◆ **課題**
**A)** 記録の中から「enrichment」という語を含む行をすべて見つけ、一行ずつ書き写してください。
**B)** 中日対西武戦を報じる記事の最後の文を受けて、その続きを書いてください。

◆ **読む文章**
:::

<中日3-1西武>◇26日◇ナゴヤドーム

 中日谷繁元信捕手(42)が、1000打点王手の一撃で6連敗を阻止した。同点の6回1死満塁で決勝の勝ち越し犠飛。プロ25年間で積み上げた通算打点を999とした。ヒーローインタビューでは、試合中に高木監督と大ゲンカした同じ竜党男性からのヤジに絶妙トークで切り返すなど、あらためて竜に谷繁ありを見せつけた。

 ヒーローインタビューを受けるヒーローに、一塁ベンチ上から思わぬヤジが飛んだ。「もっと盗塁刺せ!」。谷繁は怒るどころか笑顔で返した。「分かりました。今お客さんから盗塁刺せと言われたので、刺せるように頑張ります」。絶妙の切り返しにナゴヤドームがどっと沸いた。

 ヤジの主は7回の攻撃時、荒木に命じた犠打などを巡って高木監督に「辞めろ」などと迫り、指揮官も激しく応戦した男性だった。瞬間湯沸かし器の監督とは対照的に、司令塔は冷静だった。「こういうチーム状態なのでもっとヤジってください。それに僕も燃えますから」。ヤジ・リクエストまで出し、インタビューをまとめ切った。

 トーク以上に、バットで魅せた。同点にされた直後の6回1死満塁。十亀をとらえ、左翼へ勝ち越し犠飛を打ち上げた。6連敗を阻止する決勝点だ。

:::

◆ **利用できるデータ**
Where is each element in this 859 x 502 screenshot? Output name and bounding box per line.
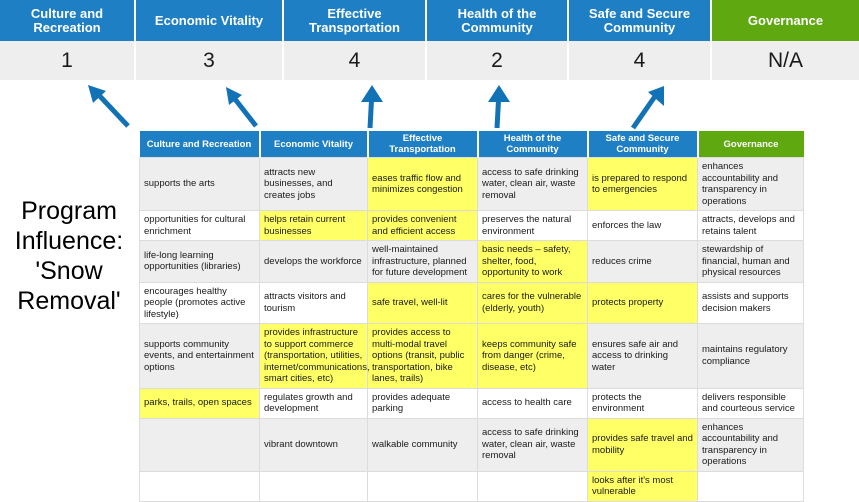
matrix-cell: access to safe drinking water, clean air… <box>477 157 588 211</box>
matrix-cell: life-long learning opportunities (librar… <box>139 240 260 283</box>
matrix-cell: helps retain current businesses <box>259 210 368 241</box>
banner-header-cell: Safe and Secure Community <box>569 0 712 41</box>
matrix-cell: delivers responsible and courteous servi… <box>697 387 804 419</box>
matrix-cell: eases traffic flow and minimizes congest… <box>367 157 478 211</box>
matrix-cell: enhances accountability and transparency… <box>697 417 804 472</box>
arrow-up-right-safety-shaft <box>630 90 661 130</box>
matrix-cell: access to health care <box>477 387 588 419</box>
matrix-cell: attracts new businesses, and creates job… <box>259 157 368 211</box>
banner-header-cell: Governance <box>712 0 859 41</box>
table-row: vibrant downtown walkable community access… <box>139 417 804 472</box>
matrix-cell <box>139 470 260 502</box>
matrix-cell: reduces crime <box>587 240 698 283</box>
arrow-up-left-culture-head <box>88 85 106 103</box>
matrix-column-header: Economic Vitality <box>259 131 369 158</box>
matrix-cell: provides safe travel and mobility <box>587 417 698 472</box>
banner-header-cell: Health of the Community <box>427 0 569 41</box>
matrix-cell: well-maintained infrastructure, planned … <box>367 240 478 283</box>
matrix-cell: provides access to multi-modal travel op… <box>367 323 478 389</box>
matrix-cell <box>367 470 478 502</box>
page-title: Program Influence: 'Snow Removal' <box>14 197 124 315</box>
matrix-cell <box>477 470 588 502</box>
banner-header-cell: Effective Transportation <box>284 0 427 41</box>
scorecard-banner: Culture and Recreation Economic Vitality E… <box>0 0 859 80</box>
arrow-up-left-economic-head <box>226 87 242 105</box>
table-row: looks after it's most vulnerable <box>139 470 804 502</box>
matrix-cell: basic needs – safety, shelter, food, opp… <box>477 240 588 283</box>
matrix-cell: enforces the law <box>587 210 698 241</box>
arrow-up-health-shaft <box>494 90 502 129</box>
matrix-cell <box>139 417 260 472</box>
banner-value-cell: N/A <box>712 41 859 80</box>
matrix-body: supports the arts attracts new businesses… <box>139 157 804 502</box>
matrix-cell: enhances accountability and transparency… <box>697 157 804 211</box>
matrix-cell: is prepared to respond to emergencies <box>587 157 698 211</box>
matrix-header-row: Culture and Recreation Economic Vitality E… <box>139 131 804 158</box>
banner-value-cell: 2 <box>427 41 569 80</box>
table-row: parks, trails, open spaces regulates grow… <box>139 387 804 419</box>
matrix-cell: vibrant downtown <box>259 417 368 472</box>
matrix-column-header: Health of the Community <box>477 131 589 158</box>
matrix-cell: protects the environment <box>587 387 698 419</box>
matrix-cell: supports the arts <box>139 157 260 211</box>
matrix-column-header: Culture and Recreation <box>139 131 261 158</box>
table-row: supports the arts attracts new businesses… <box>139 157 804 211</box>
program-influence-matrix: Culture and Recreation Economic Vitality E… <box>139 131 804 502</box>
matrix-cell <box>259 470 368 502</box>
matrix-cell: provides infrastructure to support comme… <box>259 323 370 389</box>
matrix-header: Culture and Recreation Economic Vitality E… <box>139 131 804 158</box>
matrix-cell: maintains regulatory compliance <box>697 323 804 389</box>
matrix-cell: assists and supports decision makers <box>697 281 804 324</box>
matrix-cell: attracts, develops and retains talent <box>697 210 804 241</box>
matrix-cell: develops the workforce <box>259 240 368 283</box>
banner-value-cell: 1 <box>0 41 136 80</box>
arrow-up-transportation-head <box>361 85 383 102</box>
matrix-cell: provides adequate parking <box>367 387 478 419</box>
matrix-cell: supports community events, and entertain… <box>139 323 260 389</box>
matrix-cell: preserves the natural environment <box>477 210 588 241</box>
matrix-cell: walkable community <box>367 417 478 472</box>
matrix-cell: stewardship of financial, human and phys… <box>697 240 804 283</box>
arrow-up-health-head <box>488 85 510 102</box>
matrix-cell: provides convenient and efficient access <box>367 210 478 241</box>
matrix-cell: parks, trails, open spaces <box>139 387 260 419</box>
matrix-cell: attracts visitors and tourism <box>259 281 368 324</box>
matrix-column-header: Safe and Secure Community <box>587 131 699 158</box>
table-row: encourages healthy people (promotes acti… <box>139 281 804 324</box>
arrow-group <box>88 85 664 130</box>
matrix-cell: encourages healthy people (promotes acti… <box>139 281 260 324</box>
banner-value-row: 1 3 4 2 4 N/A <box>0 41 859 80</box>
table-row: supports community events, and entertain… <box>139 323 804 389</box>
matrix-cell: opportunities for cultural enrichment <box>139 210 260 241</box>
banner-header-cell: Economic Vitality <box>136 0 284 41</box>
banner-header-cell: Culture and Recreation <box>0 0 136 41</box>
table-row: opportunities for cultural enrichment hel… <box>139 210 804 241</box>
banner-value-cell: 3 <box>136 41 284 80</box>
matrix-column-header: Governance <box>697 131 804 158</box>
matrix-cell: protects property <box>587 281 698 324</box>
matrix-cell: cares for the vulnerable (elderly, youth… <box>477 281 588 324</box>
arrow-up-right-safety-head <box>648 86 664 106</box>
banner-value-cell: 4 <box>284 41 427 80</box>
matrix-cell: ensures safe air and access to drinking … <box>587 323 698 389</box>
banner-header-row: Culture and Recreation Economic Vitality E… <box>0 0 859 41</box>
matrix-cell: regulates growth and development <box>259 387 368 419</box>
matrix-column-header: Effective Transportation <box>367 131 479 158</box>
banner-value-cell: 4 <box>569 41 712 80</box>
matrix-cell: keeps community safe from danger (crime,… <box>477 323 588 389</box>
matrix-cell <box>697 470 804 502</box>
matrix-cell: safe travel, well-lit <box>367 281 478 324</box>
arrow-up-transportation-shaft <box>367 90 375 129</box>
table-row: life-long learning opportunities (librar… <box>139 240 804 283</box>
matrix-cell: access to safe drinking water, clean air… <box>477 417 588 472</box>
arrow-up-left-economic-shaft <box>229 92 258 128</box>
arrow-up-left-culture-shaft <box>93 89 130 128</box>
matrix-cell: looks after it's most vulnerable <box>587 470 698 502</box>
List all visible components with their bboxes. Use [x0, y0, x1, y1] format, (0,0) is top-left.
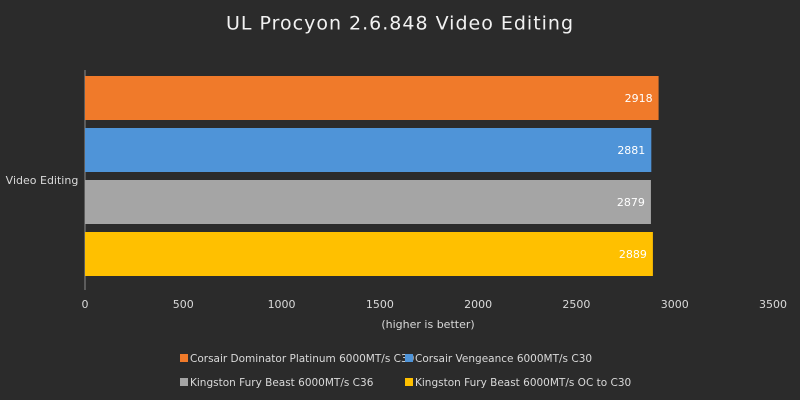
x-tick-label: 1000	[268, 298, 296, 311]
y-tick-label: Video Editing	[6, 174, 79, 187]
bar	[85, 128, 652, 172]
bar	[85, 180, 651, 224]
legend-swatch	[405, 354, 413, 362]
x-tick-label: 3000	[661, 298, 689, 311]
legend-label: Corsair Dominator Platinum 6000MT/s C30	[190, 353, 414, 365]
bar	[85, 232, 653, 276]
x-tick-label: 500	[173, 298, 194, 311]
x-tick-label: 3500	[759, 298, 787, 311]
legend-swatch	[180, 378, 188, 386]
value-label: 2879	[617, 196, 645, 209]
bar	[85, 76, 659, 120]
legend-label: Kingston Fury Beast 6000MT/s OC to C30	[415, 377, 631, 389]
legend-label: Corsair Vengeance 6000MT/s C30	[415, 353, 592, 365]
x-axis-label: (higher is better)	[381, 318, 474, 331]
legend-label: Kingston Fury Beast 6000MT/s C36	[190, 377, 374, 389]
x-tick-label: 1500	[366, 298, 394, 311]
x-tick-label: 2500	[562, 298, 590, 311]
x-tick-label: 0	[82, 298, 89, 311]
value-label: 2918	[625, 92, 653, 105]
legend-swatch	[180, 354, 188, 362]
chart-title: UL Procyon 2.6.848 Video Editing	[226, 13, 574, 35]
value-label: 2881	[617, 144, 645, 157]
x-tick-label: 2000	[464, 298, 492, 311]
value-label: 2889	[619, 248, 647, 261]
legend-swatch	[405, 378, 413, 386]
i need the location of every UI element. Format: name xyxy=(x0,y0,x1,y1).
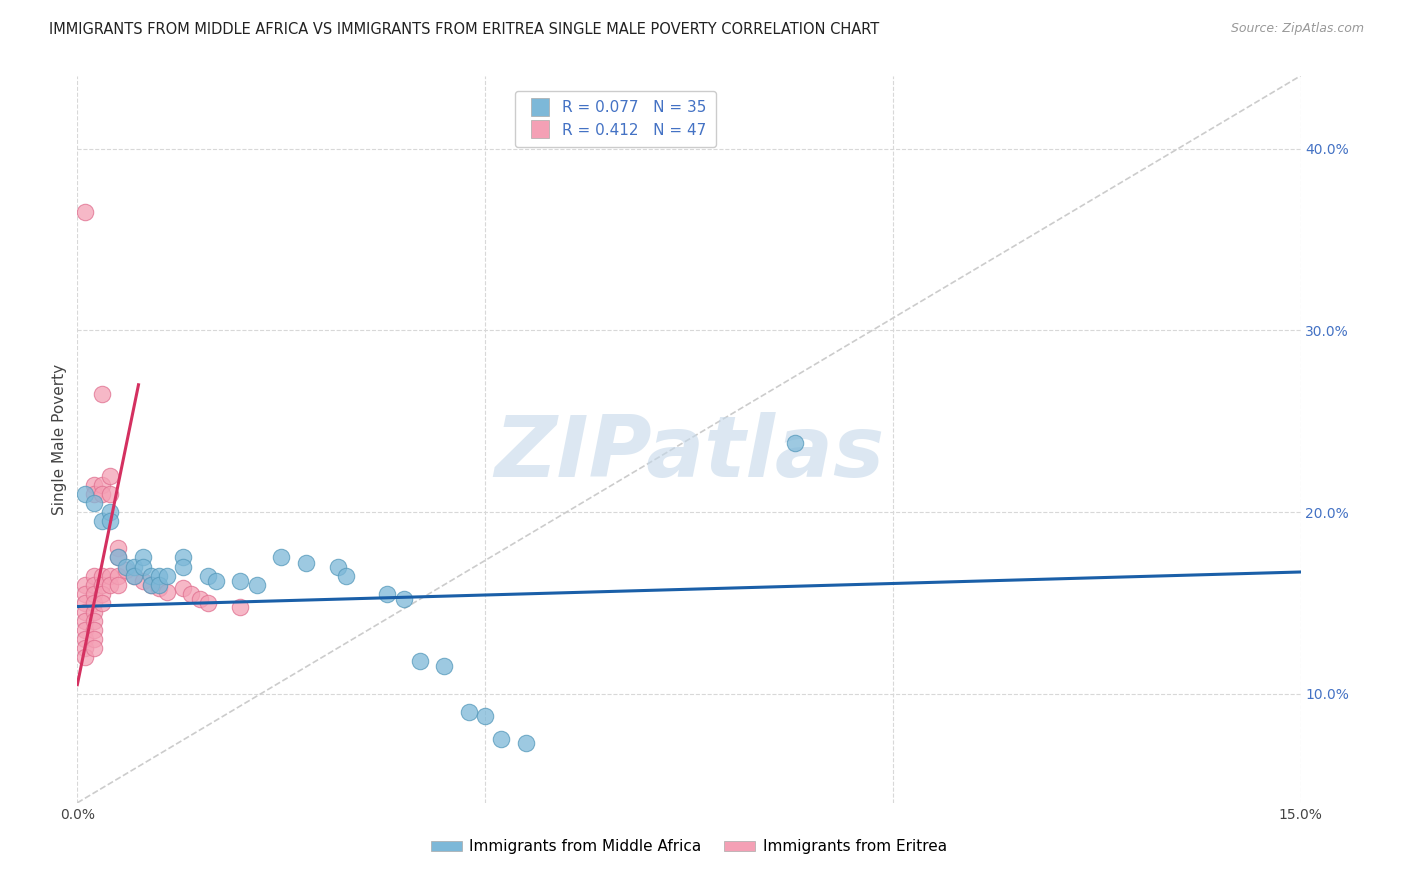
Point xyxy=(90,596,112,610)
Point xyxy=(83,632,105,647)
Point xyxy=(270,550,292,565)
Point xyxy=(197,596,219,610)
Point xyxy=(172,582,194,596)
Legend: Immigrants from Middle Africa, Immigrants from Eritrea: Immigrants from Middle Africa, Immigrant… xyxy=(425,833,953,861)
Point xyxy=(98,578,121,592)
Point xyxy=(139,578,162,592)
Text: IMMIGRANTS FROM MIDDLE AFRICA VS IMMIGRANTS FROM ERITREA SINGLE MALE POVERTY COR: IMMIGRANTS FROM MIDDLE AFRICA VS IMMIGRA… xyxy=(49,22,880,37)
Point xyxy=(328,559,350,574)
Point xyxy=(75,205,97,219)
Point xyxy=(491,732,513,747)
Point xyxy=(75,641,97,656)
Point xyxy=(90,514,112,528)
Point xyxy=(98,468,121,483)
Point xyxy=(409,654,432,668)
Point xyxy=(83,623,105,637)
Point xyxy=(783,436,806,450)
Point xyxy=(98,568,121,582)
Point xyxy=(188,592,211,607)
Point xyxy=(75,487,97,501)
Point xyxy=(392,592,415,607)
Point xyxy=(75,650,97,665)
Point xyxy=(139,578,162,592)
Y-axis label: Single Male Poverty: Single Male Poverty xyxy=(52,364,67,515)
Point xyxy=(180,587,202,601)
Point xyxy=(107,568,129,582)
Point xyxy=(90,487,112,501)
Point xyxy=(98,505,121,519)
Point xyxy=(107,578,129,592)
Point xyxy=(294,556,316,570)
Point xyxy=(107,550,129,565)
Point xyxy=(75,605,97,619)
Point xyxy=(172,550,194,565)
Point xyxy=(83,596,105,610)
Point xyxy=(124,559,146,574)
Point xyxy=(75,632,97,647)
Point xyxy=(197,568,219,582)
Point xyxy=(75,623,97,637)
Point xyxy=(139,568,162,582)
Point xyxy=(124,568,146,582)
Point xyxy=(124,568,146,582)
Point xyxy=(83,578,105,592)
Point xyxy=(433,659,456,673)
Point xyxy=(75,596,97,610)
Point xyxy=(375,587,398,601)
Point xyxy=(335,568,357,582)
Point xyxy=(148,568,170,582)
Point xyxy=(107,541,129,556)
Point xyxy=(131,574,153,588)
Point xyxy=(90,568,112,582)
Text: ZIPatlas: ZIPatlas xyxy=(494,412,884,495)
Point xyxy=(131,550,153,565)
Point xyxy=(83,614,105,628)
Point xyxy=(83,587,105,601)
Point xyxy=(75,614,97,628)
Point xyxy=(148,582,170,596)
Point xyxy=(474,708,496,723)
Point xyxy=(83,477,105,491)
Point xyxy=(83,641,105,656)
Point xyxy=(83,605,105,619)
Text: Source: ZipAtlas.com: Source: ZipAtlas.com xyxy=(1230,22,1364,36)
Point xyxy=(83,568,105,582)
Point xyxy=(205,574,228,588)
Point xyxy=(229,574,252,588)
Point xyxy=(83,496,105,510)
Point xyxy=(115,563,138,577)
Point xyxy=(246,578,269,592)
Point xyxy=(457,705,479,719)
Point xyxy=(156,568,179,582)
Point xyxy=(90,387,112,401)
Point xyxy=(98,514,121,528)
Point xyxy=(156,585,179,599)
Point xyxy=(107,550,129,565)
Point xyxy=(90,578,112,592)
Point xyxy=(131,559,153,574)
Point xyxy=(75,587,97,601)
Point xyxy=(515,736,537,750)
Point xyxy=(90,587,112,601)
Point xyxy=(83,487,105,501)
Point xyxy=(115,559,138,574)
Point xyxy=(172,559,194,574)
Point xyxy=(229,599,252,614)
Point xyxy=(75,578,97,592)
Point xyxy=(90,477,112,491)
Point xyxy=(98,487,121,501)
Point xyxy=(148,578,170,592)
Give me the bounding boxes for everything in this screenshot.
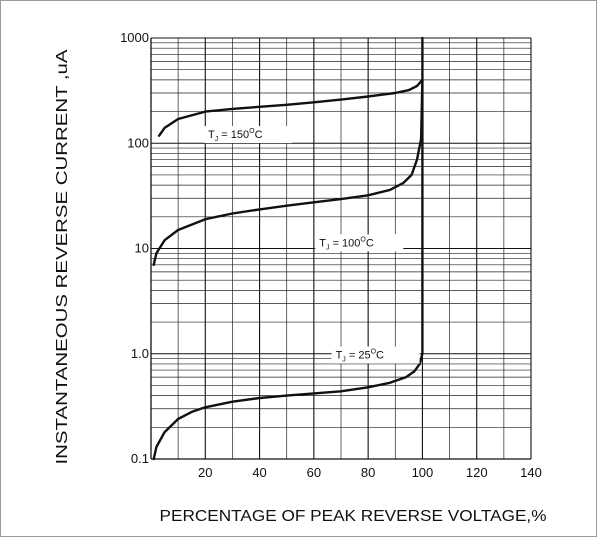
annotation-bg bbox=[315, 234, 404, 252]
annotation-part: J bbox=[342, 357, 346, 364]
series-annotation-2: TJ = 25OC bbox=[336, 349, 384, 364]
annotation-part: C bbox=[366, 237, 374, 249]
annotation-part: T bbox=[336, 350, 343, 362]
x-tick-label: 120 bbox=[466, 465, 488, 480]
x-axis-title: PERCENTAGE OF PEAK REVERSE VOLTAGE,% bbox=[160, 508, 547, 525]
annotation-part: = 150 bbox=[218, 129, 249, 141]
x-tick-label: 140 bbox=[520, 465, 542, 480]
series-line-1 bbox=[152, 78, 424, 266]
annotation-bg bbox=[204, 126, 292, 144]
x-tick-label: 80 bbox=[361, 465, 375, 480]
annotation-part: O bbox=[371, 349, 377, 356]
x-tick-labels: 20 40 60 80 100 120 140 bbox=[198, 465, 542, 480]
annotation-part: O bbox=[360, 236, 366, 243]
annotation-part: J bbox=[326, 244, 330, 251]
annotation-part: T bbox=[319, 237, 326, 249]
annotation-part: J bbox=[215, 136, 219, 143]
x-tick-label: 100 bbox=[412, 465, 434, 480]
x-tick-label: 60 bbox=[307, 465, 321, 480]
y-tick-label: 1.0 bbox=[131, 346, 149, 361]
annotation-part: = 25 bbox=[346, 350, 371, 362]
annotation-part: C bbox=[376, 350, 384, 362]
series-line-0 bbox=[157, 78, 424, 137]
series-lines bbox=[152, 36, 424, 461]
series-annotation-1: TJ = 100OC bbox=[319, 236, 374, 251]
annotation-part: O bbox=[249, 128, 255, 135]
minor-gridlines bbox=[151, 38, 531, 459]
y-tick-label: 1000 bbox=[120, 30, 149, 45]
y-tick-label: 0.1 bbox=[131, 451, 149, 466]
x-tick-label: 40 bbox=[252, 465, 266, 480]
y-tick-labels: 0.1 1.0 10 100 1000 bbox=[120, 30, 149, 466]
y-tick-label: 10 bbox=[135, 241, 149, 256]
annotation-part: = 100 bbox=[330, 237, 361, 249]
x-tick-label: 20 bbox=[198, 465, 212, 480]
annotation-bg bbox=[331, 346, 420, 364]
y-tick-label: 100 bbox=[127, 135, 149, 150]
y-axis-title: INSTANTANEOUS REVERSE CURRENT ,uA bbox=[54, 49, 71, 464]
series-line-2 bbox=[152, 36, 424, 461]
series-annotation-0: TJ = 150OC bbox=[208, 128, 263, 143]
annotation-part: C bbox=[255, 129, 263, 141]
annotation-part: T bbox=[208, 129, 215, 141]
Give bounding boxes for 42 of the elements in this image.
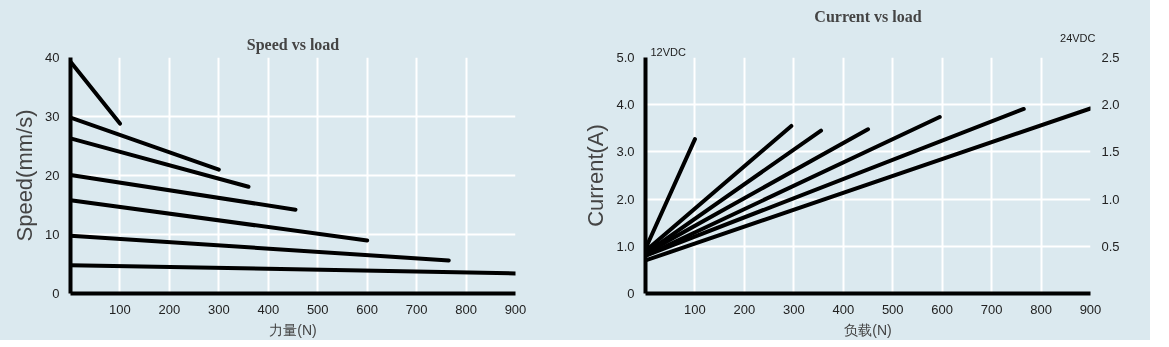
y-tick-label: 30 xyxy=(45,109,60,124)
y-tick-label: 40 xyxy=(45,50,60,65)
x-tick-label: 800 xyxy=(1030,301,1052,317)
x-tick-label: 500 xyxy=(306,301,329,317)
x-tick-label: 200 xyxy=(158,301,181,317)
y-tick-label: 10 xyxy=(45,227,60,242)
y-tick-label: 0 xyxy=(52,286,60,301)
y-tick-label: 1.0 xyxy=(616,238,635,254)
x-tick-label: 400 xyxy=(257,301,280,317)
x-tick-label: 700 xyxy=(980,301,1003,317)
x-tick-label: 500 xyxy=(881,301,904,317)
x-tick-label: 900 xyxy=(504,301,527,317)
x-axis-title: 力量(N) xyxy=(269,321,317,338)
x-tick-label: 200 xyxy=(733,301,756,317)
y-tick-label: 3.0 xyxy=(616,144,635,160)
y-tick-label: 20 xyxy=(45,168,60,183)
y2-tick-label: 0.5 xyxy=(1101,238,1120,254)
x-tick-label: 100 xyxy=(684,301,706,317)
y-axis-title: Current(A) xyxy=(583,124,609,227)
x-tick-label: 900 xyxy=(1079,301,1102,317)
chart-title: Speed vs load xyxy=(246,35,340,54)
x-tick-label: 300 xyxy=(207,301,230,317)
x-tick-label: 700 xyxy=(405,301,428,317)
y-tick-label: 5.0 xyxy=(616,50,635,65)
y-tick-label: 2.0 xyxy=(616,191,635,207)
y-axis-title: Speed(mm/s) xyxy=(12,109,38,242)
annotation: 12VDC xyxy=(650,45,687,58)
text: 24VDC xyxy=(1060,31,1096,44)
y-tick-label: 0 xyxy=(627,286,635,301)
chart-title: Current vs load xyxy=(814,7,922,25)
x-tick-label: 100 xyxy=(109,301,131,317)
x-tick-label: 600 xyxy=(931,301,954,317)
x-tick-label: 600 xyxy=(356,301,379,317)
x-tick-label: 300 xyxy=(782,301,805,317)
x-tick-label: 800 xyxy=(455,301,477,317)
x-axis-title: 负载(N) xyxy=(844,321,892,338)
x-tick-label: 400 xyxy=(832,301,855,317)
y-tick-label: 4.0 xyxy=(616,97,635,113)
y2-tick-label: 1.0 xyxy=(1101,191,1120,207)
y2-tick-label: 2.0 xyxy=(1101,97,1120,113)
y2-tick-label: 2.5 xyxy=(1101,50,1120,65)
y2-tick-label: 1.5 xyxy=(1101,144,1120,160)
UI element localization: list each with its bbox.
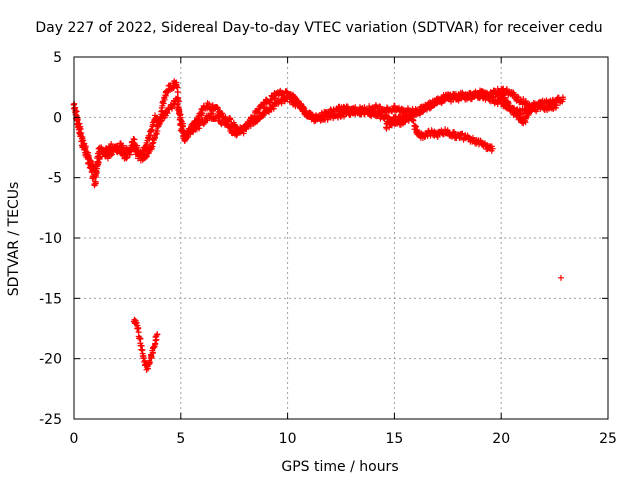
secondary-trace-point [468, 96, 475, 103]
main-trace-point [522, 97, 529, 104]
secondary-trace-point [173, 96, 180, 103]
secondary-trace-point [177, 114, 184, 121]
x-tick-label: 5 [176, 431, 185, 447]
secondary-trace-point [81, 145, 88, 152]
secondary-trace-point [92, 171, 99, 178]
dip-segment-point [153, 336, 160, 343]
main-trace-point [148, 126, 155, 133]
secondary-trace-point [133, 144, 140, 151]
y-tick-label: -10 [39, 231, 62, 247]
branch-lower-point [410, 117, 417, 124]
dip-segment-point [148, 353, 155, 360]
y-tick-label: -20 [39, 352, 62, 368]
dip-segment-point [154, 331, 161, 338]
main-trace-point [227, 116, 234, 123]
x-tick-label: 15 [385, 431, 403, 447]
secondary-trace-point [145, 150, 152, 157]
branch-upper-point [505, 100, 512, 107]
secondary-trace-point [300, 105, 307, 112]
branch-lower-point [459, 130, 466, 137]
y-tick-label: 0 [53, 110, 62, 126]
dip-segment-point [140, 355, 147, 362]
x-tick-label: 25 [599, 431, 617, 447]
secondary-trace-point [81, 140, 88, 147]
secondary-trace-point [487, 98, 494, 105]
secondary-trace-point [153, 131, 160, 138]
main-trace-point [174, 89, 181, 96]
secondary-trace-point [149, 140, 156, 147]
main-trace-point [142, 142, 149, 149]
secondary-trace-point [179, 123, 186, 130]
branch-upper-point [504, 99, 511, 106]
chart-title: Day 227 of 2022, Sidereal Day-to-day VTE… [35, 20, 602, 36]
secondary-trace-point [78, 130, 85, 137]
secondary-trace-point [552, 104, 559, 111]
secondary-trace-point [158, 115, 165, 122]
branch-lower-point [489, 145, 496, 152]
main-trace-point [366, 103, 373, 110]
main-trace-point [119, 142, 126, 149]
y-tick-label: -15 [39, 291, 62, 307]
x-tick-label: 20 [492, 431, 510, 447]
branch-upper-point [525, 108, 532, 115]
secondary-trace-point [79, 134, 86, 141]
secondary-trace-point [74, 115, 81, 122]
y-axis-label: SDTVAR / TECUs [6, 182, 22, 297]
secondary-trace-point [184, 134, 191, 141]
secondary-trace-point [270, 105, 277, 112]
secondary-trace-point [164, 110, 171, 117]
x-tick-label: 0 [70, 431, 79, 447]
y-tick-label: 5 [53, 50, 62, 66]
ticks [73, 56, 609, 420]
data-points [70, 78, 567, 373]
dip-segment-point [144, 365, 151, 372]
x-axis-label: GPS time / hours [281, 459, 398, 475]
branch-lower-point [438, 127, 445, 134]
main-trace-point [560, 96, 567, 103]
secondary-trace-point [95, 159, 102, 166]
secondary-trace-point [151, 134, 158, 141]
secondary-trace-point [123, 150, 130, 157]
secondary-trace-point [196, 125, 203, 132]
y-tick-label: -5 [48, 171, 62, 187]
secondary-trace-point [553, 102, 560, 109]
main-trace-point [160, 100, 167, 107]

:::

◆ **解答**
**A)**
matrix-cell: opportunities for cultural enrichment <box>139 210 260 241</box>
table-row: opportunities for cultural enrichment hel… <box>139 210 804 241</box>

**B)**
 「地味なヒーローだなあ。抜けたと思ったけど42歳の力を知りました」

 通算999打点目。18歳だった大洋時代の1年目、89年5月21日の阪神戦で池田親興から適時三塁打した初打点から、25年目の大台リーチとなった。

 「サヨナラで決めたらガッツポーズするでしょうけど、2000本と同じでピンと来ない。試合で勝つことの方がうれしい」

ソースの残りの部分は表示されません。